• Problem requirements
Your task is to locate every line holding the string "wages" and to copy each of them.
## Begin
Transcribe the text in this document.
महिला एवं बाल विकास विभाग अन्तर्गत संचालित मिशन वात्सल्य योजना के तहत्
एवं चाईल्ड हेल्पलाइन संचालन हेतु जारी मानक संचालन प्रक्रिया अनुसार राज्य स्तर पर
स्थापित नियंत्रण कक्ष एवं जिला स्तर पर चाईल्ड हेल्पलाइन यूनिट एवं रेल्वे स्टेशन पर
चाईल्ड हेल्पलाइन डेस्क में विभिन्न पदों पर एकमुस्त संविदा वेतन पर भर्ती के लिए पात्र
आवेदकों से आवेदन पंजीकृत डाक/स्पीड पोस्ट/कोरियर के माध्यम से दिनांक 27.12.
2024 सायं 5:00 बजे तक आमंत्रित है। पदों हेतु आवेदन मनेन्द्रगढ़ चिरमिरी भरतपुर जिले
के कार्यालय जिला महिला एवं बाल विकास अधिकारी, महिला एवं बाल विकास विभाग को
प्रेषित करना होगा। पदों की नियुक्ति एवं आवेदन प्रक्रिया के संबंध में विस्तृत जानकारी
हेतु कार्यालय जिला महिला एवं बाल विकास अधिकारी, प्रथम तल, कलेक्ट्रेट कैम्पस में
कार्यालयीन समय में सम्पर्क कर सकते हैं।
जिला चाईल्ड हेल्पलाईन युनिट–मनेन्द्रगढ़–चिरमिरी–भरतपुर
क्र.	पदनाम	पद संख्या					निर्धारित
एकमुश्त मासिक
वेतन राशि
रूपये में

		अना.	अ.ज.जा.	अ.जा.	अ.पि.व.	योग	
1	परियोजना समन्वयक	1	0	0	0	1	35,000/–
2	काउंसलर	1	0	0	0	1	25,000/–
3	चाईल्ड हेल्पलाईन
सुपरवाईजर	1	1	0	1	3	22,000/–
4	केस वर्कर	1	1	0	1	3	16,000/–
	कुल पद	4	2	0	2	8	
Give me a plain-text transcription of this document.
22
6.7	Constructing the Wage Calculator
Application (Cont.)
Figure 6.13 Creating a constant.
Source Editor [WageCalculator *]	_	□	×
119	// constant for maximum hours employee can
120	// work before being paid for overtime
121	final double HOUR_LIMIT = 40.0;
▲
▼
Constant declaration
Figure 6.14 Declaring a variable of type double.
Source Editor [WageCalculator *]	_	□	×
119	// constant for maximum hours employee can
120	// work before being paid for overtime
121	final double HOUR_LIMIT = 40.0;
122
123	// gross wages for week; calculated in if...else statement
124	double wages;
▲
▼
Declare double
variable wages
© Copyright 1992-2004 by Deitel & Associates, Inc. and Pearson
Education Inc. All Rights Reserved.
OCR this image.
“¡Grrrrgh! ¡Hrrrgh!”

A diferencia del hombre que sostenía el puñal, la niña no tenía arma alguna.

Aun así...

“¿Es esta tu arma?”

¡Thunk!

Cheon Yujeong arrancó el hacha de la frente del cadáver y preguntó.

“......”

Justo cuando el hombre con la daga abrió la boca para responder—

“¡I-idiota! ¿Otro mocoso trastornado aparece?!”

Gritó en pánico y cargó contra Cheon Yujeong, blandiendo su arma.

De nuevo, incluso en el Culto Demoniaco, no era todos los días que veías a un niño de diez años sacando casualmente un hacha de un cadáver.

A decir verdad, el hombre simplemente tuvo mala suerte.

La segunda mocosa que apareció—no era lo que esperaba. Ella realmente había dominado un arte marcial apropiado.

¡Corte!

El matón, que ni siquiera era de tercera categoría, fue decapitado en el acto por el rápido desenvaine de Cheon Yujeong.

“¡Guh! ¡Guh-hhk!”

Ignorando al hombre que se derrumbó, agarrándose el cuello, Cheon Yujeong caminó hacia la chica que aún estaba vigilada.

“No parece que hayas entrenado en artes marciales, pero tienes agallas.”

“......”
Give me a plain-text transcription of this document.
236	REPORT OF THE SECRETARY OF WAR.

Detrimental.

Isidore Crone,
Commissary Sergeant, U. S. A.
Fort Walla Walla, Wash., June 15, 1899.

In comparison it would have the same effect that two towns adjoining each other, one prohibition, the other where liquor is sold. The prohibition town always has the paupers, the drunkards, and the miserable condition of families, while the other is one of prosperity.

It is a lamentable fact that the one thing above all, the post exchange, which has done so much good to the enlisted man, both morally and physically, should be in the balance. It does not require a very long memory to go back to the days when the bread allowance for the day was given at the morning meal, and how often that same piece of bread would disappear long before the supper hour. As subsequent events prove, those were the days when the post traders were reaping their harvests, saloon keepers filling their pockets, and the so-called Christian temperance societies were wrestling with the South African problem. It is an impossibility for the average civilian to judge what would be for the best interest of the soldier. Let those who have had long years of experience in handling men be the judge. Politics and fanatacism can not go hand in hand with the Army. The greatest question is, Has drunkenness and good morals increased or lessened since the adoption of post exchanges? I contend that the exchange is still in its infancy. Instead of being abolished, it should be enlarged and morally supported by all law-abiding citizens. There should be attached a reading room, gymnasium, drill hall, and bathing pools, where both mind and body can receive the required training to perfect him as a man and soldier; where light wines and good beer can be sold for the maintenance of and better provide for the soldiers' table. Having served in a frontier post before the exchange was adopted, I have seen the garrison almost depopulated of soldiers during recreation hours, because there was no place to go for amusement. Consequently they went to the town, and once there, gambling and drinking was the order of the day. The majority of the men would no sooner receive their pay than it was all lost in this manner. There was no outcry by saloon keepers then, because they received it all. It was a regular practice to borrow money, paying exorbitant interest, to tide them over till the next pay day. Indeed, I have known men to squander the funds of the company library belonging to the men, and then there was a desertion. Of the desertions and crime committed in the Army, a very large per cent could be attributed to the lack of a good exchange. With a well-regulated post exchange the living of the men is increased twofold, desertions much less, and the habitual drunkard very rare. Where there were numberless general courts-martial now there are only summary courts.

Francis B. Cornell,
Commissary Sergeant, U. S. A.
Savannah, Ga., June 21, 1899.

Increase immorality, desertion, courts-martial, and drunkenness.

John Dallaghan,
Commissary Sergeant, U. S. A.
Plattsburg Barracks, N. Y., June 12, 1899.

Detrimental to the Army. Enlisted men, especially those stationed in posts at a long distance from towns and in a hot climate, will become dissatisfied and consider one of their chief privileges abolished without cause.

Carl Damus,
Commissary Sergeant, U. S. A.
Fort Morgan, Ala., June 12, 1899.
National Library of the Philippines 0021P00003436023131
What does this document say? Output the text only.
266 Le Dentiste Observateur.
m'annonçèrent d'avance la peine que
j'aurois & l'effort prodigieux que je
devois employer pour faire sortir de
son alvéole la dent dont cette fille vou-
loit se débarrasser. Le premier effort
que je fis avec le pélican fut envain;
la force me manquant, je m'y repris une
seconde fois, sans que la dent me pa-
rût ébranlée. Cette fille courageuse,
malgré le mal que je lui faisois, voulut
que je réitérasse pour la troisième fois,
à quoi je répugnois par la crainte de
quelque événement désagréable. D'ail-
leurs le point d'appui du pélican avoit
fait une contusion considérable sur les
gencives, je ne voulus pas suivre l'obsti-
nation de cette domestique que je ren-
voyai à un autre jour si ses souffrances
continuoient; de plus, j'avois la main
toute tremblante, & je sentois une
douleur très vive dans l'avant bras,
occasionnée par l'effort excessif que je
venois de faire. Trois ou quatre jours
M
## End
• Expected answer
123	// gross wages for week; calculated in if...else statement
124	double wages;
variable wages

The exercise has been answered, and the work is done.